— start —
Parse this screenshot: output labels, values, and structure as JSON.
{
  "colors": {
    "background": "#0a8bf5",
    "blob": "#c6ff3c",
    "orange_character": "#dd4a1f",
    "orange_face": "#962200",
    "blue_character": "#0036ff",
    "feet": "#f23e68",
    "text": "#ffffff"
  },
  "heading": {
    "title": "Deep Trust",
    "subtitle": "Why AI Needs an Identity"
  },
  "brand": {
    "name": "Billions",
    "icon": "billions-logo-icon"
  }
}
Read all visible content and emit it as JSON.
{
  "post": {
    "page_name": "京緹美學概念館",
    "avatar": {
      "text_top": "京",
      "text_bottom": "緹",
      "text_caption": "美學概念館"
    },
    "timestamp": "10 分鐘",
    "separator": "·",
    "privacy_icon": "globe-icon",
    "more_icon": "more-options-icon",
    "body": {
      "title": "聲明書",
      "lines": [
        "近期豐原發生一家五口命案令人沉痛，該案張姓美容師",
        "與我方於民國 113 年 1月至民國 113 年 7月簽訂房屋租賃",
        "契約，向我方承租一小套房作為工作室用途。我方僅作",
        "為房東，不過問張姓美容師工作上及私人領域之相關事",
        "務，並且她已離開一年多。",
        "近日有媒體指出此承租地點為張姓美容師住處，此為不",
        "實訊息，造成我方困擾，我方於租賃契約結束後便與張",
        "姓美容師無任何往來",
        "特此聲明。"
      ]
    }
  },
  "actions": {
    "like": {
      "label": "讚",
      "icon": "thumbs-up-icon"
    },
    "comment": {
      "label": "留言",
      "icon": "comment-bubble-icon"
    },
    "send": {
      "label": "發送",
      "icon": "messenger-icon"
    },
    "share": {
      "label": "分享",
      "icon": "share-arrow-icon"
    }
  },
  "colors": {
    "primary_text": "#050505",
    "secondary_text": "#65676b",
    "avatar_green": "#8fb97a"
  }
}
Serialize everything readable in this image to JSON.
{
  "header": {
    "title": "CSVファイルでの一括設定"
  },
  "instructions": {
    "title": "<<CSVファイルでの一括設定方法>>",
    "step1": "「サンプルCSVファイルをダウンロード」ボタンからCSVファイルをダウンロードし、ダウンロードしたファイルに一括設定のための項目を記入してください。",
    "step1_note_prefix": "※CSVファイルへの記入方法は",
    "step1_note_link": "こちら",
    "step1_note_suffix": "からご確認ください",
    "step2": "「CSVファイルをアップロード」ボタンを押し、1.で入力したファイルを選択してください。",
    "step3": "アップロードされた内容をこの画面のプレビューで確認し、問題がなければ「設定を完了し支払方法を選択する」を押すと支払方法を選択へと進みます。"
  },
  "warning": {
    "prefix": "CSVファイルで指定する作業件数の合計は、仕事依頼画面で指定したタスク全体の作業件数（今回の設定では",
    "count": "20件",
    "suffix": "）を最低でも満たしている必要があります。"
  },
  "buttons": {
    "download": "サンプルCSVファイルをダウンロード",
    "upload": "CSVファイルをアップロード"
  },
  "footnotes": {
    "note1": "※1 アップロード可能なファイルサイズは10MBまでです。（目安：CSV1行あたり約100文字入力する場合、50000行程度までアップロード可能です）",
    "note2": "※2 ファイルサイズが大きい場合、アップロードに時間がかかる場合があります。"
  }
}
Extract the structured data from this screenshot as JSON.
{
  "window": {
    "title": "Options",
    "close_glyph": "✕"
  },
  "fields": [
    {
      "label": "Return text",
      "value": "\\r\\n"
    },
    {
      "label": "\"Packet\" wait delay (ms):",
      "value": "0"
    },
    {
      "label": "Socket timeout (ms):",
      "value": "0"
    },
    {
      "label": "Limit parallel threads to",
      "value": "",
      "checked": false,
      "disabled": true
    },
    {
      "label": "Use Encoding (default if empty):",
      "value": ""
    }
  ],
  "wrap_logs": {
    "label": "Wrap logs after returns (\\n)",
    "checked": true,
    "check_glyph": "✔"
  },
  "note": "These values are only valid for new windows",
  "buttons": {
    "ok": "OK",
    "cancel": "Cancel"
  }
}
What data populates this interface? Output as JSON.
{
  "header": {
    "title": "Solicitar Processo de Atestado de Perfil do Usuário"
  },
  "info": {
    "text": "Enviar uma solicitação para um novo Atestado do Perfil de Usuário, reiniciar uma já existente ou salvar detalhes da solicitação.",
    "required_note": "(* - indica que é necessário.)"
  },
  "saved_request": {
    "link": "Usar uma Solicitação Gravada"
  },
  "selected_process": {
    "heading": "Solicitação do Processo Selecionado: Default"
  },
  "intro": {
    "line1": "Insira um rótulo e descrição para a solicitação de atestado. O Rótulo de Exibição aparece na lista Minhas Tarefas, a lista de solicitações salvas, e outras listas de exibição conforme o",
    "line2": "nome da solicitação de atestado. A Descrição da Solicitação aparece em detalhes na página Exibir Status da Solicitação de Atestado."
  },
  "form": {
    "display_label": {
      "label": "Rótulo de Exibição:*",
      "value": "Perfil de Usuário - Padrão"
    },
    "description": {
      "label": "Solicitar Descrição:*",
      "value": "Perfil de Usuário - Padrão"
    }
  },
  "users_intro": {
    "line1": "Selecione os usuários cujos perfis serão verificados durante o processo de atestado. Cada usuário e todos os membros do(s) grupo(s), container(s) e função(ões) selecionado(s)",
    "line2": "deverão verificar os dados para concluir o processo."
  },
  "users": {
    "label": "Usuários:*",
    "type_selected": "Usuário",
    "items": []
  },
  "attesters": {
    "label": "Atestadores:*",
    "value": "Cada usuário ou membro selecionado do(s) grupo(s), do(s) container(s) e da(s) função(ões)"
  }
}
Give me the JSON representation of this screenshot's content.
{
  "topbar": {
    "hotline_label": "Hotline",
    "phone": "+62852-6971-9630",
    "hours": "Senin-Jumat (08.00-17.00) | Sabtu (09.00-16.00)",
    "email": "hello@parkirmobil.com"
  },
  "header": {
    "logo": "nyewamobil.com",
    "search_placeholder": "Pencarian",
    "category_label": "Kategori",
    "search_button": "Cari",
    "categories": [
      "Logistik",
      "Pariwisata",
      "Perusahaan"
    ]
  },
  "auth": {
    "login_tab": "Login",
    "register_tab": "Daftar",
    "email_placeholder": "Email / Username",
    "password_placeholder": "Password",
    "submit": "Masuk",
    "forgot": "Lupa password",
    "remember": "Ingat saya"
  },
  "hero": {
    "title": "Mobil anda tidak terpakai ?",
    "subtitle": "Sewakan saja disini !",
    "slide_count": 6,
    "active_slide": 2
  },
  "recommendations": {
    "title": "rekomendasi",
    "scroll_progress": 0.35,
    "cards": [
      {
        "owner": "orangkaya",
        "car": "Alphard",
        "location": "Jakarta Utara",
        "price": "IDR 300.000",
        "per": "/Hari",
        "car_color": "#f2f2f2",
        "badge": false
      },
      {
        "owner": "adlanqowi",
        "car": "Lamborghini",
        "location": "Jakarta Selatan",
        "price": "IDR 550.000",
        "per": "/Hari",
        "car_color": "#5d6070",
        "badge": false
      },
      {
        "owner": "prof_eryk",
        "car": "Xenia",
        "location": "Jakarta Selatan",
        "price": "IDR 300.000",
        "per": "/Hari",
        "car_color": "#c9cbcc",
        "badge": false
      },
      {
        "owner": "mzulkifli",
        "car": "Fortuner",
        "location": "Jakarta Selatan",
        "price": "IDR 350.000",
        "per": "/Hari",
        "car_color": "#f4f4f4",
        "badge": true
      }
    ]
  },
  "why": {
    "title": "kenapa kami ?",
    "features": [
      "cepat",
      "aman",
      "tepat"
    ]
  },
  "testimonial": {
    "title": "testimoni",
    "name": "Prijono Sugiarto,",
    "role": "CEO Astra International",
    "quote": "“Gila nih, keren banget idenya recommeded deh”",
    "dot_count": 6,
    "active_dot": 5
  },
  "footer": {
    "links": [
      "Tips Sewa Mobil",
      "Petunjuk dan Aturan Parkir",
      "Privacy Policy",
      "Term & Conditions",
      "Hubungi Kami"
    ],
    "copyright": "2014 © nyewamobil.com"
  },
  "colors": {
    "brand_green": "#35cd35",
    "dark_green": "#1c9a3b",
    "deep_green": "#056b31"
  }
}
— end —
Look through the entries above and report each line where the string "detalhes" occurs.

**EXERCISE OUTPUT:**
    "text": "Enviar uma solicitação para um novo Atestado do Perfil de Usuário, reiniciar uma já existente ou salvar detalhes da solicitação.",
    "line2": "nome da solicitação de atestado. A Descrição da Solicitação aparece em detalhes na página Exibir Status da Solicitação de Atestado."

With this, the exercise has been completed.